Each line that holds the word "bude" is to be identified and copied.
· · · · · · ·
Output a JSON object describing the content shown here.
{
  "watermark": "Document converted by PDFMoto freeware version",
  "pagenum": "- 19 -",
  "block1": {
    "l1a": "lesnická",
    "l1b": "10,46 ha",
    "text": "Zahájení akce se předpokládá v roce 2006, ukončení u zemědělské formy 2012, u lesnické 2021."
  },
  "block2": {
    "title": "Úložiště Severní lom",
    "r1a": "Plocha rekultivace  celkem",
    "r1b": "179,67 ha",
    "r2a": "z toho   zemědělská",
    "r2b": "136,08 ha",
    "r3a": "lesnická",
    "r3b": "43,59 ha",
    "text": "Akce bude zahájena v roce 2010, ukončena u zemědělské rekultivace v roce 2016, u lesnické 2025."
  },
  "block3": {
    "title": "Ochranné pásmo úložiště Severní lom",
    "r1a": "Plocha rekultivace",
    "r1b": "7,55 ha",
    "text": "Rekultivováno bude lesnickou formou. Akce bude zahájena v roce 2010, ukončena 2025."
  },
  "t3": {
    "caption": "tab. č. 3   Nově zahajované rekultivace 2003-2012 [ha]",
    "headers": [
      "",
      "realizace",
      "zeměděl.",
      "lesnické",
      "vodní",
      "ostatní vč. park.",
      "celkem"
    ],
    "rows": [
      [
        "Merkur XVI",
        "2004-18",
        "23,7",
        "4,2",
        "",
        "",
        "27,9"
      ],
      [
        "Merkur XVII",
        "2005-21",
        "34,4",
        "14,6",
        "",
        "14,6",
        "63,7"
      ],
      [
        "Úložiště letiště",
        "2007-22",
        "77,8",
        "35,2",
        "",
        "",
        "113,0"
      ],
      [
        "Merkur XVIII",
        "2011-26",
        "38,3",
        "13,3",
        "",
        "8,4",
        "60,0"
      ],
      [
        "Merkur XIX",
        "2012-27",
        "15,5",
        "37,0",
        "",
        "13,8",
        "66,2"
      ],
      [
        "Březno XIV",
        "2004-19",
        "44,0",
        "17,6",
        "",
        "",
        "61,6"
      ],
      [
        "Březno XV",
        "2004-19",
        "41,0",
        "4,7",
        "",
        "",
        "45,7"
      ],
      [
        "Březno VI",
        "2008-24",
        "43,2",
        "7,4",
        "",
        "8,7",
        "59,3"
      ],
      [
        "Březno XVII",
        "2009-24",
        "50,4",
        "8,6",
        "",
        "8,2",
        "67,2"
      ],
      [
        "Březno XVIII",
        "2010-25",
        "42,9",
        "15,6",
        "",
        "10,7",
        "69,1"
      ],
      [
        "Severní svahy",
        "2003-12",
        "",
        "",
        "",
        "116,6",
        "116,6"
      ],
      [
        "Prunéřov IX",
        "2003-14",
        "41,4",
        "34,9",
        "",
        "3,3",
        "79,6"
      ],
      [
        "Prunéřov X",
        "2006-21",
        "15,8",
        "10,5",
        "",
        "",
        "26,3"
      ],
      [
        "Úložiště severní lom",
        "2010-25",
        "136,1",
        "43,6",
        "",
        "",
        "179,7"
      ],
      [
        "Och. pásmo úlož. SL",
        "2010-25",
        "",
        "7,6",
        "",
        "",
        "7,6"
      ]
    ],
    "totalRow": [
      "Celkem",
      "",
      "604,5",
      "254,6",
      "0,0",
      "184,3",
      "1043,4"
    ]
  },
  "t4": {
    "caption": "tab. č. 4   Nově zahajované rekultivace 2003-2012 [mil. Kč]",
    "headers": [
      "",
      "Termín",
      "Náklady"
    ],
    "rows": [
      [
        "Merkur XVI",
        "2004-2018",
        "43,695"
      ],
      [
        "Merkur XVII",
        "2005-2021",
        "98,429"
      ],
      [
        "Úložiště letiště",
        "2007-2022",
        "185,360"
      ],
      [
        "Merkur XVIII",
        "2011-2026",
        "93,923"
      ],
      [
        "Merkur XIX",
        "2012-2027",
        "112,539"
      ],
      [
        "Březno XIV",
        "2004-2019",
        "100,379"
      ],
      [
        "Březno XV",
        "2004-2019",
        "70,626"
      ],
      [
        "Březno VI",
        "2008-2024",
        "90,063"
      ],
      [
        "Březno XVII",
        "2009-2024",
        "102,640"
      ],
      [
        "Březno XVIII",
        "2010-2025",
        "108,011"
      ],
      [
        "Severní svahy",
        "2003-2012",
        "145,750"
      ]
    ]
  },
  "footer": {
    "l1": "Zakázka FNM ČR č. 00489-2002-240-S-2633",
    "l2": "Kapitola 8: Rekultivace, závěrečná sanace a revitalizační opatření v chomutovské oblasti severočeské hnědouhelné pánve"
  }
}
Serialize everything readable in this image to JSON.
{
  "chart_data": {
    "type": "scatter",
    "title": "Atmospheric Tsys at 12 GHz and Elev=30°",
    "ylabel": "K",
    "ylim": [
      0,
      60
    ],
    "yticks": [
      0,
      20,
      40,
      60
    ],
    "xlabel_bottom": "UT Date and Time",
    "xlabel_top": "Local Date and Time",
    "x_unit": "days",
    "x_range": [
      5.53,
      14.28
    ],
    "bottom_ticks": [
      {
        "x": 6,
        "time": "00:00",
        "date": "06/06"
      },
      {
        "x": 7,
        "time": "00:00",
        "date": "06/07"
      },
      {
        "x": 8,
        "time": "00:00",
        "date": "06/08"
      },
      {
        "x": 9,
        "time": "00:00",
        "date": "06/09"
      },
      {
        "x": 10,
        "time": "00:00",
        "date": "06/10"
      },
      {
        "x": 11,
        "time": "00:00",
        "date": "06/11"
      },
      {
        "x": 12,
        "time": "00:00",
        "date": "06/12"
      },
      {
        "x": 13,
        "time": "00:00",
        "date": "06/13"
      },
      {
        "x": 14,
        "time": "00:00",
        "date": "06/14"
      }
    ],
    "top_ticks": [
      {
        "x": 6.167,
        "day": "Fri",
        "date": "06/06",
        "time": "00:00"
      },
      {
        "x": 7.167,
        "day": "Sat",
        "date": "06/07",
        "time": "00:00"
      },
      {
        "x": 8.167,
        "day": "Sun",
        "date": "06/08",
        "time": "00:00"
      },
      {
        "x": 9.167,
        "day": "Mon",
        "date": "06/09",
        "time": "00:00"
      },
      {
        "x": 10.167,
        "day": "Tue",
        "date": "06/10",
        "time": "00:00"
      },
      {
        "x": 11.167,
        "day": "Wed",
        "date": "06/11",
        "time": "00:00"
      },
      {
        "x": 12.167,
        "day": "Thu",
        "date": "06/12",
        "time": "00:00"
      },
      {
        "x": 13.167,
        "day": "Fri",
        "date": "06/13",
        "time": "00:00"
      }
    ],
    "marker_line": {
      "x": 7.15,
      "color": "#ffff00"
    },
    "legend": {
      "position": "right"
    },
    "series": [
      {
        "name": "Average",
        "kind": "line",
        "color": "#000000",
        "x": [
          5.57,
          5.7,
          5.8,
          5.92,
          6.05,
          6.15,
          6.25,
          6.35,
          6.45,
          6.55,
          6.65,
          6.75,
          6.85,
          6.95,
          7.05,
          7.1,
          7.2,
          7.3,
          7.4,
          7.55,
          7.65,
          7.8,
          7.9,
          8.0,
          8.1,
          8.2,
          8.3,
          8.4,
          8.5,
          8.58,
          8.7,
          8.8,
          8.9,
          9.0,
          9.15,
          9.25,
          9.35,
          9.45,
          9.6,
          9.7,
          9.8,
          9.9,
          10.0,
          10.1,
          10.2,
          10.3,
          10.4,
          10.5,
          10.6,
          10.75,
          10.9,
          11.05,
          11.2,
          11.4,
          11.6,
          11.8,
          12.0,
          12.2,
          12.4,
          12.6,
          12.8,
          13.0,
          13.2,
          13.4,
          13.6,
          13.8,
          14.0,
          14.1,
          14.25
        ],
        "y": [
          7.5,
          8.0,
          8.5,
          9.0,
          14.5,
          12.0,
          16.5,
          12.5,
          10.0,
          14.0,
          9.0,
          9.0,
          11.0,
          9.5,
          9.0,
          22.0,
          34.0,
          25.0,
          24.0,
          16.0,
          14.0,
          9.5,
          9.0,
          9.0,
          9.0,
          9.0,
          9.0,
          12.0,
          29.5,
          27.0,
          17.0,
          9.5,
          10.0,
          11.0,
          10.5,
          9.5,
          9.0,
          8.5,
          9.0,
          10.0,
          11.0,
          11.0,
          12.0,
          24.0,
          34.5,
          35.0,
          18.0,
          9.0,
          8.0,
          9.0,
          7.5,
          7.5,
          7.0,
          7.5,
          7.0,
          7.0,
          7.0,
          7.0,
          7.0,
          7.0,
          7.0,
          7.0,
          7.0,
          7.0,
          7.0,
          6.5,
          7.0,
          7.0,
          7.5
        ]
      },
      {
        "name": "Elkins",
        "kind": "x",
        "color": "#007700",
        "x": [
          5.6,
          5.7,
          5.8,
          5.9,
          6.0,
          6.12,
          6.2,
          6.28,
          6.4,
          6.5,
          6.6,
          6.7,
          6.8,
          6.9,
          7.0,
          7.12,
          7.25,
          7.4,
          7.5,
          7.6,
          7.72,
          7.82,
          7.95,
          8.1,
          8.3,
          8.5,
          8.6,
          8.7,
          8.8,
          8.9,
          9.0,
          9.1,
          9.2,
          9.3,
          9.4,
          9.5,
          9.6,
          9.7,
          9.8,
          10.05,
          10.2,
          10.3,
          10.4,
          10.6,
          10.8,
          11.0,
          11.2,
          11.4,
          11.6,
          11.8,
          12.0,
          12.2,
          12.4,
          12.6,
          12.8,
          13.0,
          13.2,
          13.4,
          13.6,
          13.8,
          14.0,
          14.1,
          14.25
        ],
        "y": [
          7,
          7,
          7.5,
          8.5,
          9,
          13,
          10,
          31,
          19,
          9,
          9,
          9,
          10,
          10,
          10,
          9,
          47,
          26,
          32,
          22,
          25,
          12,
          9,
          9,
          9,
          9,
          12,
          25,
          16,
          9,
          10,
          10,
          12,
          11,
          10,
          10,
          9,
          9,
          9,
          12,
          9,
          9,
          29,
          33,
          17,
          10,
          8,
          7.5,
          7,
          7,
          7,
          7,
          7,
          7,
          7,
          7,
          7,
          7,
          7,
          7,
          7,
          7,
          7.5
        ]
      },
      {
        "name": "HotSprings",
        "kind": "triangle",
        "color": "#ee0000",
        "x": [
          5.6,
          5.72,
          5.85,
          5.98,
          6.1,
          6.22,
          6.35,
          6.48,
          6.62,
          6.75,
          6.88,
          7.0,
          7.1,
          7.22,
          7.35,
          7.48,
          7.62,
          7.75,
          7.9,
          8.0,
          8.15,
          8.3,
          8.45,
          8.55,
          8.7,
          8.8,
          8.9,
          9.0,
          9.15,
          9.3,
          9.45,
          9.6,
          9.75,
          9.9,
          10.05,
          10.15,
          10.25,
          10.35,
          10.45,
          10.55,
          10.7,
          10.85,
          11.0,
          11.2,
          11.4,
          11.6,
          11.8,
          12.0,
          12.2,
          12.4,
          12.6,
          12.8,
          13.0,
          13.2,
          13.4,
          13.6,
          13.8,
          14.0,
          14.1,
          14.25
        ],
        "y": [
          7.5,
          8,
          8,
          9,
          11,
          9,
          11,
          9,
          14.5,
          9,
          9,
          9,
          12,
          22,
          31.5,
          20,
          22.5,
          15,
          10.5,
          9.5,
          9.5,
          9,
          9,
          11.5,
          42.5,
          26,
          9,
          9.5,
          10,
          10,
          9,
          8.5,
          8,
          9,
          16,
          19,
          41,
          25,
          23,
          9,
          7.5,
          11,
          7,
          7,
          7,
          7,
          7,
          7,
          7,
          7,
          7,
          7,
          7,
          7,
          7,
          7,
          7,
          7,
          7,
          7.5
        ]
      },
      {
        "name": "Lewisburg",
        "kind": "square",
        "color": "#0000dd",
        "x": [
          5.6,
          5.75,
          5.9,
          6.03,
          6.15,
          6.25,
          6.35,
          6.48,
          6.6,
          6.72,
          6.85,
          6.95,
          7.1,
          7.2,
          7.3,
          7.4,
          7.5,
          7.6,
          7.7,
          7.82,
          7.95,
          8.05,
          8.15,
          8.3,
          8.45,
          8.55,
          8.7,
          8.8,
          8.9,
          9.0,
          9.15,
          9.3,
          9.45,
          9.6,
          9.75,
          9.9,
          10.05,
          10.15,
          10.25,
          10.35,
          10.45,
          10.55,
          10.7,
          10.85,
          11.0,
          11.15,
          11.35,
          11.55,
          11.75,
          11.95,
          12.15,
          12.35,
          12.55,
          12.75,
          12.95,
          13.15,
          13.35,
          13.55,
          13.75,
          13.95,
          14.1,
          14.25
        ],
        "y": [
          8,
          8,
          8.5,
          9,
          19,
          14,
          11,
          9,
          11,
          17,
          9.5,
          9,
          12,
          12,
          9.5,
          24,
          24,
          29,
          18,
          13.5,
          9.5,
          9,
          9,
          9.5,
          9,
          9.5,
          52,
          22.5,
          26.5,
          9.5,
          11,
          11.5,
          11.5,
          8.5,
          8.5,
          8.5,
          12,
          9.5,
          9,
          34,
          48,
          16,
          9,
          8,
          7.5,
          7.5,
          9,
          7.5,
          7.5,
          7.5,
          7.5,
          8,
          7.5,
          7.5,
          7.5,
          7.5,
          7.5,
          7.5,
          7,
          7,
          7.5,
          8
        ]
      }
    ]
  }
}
· · · · · · ·
▶ Response
    "text": "Akce bude zahájena v roce 2010, ukončena u zemědělské rekultivace v roce 2016, u lesnické 2025."
    "text": "Rekultivováno bude lesnickou formou. Akce bude zahájena v roce 2010, ukončena 2025."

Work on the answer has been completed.